## Work to be completed
Count how many lines of the data below contain the string "счете"; the reply should be that number alone.

# # # #

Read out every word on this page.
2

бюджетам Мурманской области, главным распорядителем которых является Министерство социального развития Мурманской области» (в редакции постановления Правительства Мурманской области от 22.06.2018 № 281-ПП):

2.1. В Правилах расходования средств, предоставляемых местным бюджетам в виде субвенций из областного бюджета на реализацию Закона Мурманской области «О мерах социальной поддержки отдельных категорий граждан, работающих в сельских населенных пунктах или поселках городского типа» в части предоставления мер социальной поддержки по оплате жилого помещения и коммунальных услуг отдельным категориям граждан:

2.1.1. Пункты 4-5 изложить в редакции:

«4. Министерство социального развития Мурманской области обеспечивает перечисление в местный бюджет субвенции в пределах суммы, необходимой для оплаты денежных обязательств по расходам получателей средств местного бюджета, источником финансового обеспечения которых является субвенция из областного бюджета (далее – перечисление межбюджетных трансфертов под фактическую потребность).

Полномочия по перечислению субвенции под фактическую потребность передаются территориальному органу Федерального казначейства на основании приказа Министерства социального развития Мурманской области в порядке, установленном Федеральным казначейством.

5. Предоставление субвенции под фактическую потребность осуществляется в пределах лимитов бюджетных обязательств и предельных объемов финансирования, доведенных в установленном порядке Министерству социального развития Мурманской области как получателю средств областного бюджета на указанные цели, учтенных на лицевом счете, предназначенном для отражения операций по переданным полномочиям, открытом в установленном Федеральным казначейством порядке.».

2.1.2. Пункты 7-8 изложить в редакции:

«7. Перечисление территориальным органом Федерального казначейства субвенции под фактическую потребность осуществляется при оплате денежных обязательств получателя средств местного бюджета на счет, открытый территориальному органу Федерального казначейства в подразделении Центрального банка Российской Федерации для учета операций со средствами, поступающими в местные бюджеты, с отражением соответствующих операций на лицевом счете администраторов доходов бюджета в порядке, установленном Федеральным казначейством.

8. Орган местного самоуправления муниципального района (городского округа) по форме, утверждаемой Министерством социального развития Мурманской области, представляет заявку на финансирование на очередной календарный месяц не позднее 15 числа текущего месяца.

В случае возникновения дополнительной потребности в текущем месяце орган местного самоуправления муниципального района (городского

# # # #

## Answer to this task
2